How many lines in the records below hold the string "skorupki"? Answer with the number alone.

Source data:
::::
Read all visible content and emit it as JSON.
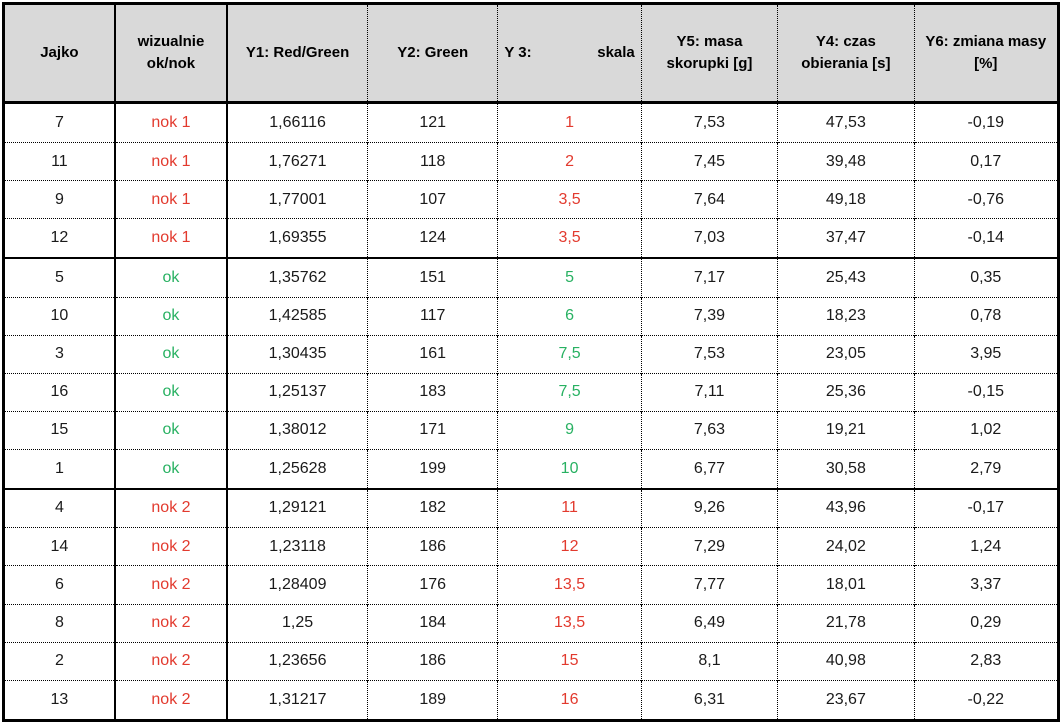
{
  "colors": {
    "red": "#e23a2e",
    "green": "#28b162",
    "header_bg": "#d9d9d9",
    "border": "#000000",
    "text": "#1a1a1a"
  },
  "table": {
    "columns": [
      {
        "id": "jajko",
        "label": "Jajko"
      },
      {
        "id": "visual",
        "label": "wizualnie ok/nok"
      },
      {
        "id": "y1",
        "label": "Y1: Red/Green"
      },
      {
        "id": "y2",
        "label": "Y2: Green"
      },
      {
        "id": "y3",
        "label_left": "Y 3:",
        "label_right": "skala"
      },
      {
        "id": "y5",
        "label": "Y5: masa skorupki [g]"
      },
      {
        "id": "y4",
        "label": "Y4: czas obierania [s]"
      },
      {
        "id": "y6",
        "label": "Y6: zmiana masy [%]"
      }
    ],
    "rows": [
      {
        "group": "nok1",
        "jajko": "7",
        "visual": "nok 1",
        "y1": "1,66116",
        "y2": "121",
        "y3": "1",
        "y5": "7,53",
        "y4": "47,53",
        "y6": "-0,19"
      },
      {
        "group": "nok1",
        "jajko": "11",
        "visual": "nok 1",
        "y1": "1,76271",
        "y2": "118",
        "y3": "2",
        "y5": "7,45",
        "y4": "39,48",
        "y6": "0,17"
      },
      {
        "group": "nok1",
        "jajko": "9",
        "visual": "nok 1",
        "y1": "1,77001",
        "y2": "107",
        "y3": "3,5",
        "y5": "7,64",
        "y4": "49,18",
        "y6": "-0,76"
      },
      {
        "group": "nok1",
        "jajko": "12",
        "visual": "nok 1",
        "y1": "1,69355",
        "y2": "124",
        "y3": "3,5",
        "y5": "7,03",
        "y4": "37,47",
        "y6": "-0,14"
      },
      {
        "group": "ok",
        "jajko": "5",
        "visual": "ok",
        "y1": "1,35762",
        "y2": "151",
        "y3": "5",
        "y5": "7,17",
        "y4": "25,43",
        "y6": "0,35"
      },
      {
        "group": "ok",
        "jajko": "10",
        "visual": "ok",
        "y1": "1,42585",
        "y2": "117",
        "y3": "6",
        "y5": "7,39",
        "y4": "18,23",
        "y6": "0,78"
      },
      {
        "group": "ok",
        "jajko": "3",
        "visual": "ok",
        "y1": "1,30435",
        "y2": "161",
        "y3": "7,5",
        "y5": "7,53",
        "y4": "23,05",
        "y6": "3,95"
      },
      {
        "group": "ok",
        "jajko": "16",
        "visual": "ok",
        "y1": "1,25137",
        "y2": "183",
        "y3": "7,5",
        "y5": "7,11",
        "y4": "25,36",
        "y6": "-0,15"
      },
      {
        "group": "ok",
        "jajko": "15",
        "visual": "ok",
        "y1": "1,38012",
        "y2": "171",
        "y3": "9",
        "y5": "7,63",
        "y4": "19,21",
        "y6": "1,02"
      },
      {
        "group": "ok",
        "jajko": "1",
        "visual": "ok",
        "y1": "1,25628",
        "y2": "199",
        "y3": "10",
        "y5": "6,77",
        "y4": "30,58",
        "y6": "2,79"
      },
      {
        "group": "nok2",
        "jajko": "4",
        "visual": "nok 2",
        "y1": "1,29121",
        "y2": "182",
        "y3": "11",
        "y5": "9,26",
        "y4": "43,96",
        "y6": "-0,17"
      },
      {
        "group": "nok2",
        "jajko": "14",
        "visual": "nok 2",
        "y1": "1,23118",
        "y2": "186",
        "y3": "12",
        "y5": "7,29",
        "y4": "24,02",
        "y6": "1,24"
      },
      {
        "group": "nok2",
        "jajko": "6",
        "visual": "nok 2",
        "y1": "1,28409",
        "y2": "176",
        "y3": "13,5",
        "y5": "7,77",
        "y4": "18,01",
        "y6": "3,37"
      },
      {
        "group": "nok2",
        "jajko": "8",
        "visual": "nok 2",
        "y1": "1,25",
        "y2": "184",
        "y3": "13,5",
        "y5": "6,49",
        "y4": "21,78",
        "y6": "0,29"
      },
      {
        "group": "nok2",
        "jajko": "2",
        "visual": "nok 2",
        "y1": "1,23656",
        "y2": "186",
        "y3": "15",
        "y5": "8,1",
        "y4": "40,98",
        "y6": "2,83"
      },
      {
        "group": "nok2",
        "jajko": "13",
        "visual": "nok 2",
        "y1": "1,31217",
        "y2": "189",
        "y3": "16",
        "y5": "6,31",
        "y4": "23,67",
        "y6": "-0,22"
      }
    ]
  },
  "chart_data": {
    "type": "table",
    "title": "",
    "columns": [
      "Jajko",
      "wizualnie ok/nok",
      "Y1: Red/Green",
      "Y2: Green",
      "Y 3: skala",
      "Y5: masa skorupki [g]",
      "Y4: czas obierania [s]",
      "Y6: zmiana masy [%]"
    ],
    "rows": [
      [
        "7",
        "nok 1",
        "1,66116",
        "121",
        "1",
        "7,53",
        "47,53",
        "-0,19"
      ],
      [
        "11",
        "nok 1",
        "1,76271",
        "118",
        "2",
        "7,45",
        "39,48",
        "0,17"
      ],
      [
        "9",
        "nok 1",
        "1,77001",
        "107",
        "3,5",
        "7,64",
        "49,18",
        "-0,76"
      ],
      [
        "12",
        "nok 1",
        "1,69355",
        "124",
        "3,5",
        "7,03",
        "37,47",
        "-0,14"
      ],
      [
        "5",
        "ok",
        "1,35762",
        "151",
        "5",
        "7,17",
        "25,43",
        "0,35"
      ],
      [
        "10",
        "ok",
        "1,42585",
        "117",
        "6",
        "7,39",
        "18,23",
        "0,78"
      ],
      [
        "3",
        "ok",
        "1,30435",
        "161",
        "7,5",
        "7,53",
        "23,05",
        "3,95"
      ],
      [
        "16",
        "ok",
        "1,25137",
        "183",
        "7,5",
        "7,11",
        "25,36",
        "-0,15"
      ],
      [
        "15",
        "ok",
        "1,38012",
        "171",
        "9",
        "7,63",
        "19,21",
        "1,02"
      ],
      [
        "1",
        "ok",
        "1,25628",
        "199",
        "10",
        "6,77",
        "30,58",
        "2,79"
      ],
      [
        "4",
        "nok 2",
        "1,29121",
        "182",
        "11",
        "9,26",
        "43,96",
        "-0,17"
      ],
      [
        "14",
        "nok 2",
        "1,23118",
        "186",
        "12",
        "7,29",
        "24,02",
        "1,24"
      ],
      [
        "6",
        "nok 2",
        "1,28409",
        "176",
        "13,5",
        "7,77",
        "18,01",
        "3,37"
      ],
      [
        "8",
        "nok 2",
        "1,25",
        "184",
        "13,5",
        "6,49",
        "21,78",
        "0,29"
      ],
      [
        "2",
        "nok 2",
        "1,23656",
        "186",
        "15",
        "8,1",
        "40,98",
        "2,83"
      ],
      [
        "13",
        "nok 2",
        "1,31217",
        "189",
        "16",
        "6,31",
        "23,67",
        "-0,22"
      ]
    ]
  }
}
::::
• Correct output: 2